**Stored records:**

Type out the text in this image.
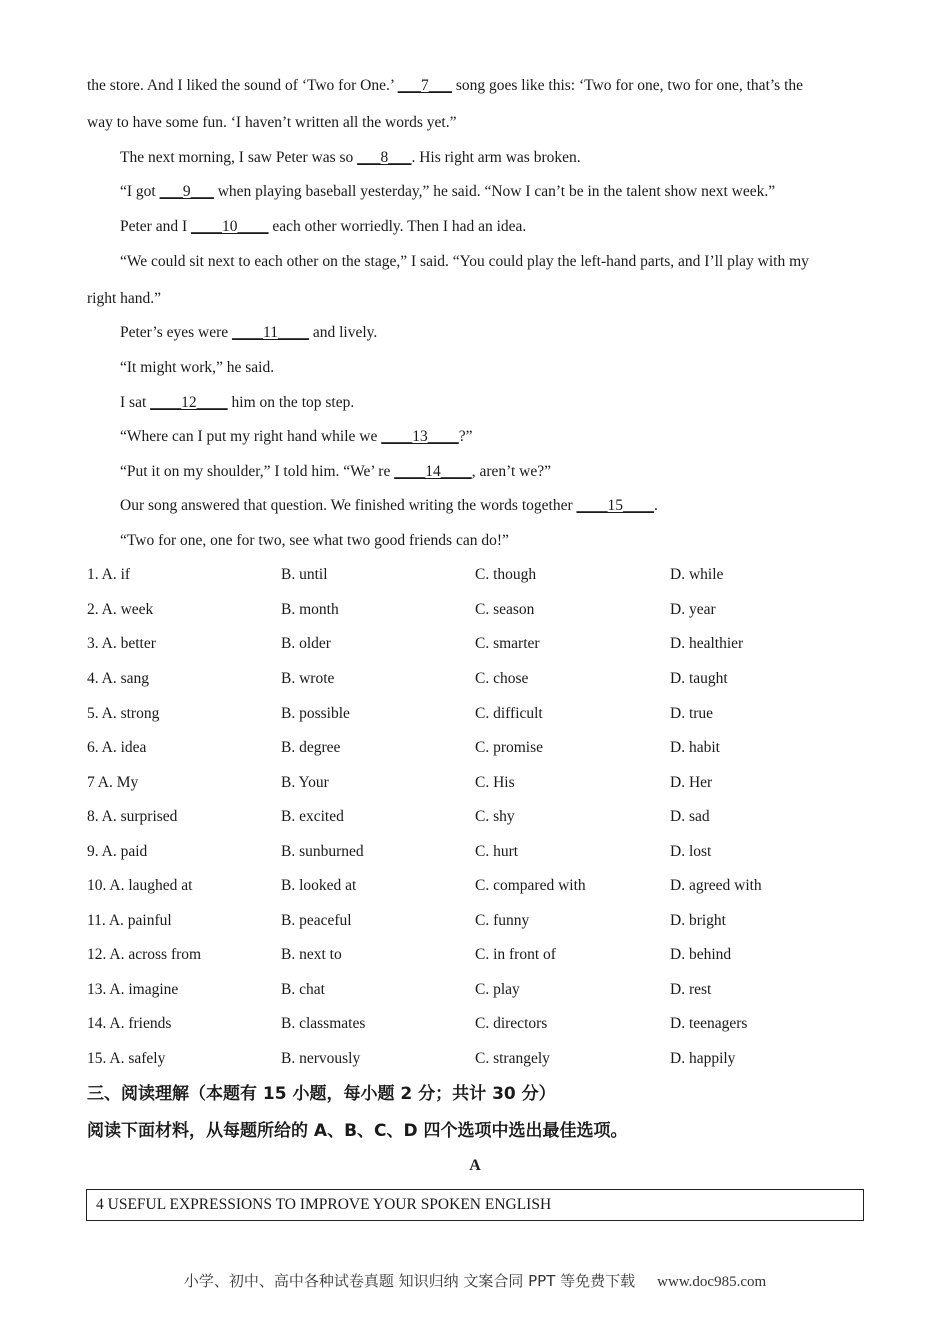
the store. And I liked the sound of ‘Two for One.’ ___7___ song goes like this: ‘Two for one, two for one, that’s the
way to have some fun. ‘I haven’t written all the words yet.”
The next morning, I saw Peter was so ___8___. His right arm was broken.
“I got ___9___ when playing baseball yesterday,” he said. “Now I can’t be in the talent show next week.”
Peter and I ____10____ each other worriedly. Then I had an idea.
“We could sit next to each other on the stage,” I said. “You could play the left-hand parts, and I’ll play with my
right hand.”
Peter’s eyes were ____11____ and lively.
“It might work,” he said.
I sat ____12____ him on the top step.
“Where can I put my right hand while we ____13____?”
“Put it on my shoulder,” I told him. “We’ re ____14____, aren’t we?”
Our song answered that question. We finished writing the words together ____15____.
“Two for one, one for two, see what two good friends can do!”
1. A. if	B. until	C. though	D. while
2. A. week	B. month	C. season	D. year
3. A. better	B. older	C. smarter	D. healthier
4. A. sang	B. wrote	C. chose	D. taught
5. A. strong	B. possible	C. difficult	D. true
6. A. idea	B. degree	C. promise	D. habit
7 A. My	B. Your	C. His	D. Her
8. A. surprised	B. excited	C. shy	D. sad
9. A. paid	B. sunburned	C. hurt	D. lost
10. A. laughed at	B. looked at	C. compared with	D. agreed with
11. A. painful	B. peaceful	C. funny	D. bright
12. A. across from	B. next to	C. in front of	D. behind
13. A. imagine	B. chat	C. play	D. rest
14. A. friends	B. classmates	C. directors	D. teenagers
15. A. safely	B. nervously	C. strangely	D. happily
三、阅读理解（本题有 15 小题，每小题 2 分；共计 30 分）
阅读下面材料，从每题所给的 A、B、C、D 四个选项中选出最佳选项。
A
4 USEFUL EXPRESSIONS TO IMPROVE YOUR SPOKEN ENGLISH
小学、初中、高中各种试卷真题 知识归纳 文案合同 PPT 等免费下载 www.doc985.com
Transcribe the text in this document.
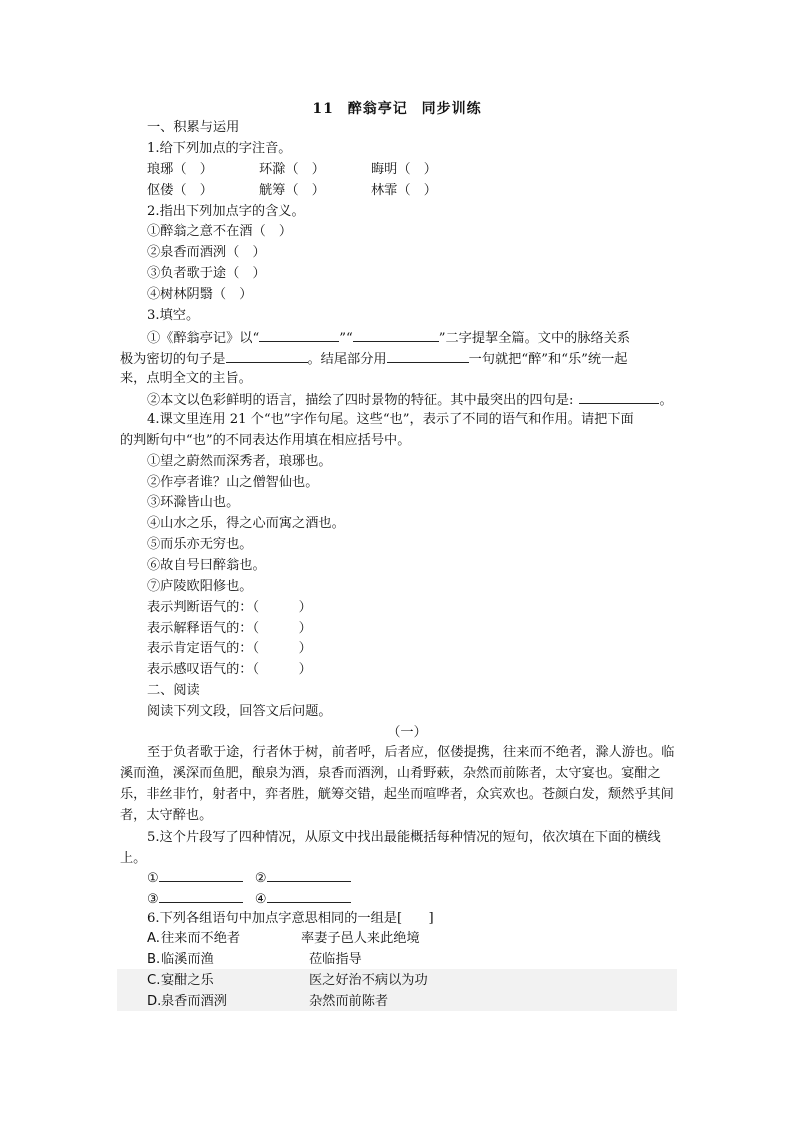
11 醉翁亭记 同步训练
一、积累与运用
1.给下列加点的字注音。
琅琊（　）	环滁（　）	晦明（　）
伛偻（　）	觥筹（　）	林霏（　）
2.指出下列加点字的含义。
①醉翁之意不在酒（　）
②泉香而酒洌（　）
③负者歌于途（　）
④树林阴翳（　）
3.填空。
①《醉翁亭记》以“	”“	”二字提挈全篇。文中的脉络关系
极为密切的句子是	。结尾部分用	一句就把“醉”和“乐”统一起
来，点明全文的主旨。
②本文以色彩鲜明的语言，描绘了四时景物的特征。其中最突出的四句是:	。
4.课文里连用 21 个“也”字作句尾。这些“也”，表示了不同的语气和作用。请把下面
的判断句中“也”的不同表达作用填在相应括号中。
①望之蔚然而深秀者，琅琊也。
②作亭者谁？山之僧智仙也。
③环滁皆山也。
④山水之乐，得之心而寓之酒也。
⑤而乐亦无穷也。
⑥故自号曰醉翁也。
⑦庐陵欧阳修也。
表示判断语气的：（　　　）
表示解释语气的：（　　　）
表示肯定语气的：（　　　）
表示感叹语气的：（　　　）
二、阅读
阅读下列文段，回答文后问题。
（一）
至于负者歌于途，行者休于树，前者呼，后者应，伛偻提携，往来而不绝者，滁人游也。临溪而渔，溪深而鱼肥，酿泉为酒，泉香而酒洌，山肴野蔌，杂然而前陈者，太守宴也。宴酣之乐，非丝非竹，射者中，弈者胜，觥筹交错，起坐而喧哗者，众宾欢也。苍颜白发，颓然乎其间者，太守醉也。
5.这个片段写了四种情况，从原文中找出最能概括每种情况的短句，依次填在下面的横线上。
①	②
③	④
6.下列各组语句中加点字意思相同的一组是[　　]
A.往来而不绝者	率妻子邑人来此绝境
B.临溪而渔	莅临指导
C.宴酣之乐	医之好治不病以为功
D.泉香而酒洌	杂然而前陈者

==

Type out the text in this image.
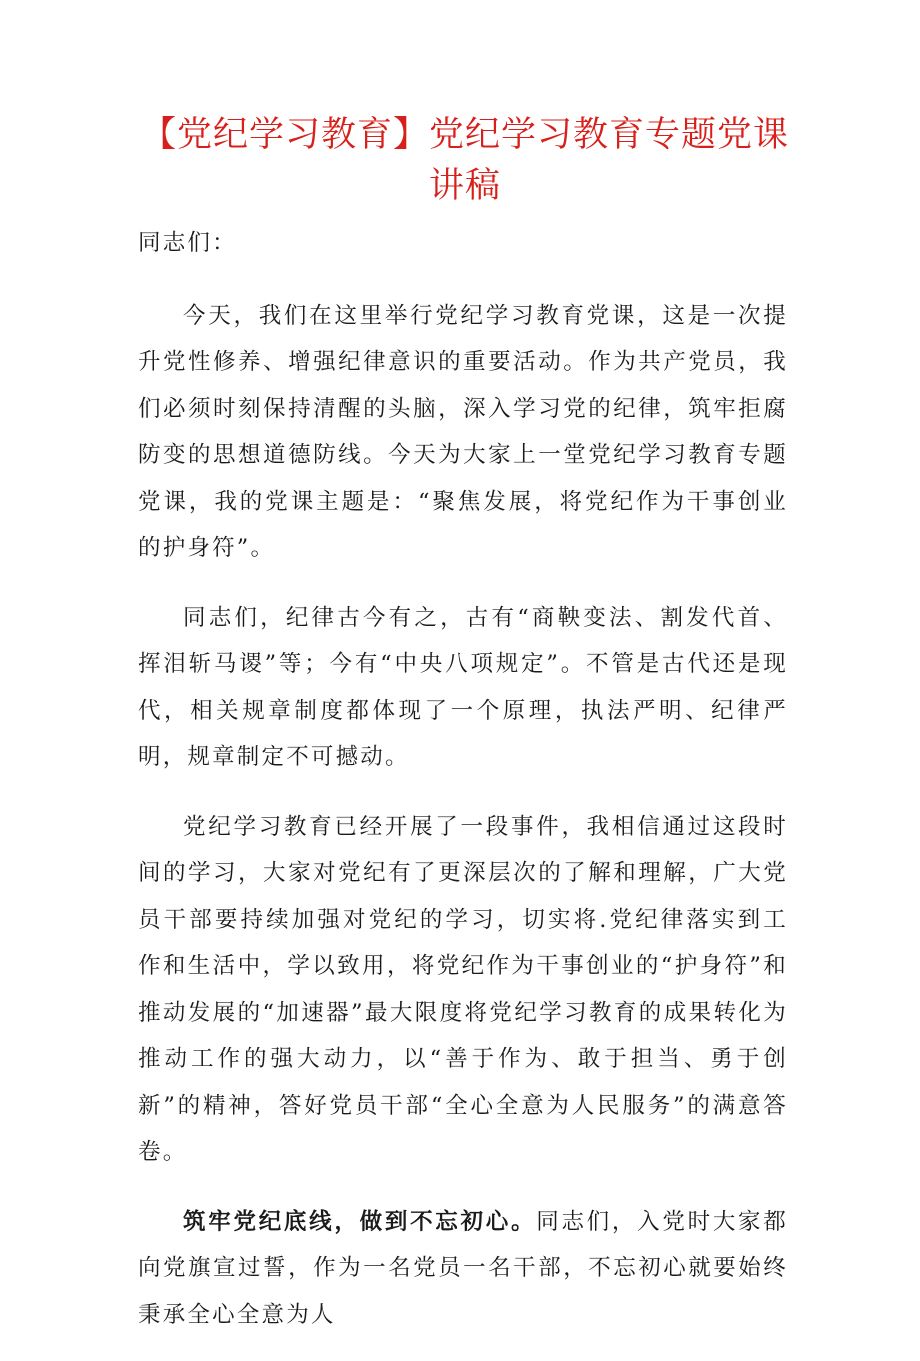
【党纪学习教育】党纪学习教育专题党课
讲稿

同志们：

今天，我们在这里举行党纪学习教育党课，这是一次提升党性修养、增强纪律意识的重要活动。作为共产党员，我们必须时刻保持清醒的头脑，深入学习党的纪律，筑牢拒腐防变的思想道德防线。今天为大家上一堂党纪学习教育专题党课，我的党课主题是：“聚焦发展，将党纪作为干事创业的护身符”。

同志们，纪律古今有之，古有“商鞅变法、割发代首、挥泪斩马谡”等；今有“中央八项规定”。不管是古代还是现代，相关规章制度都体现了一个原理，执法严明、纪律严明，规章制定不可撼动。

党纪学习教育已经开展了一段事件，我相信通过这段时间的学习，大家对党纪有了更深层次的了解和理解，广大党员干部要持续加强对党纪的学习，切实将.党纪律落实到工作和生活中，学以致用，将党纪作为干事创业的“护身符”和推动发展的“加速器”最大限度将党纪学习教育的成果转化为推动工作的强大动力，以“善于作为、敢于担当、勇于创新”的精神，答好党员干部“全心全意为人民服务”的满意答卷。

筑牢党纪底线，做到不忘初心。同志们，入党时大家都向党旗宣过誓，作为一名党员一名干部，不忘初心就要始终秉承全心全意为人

**Your task:** Calculate how many lines of the material include the string "said", and state that number by itself.

**Exercise output:** 3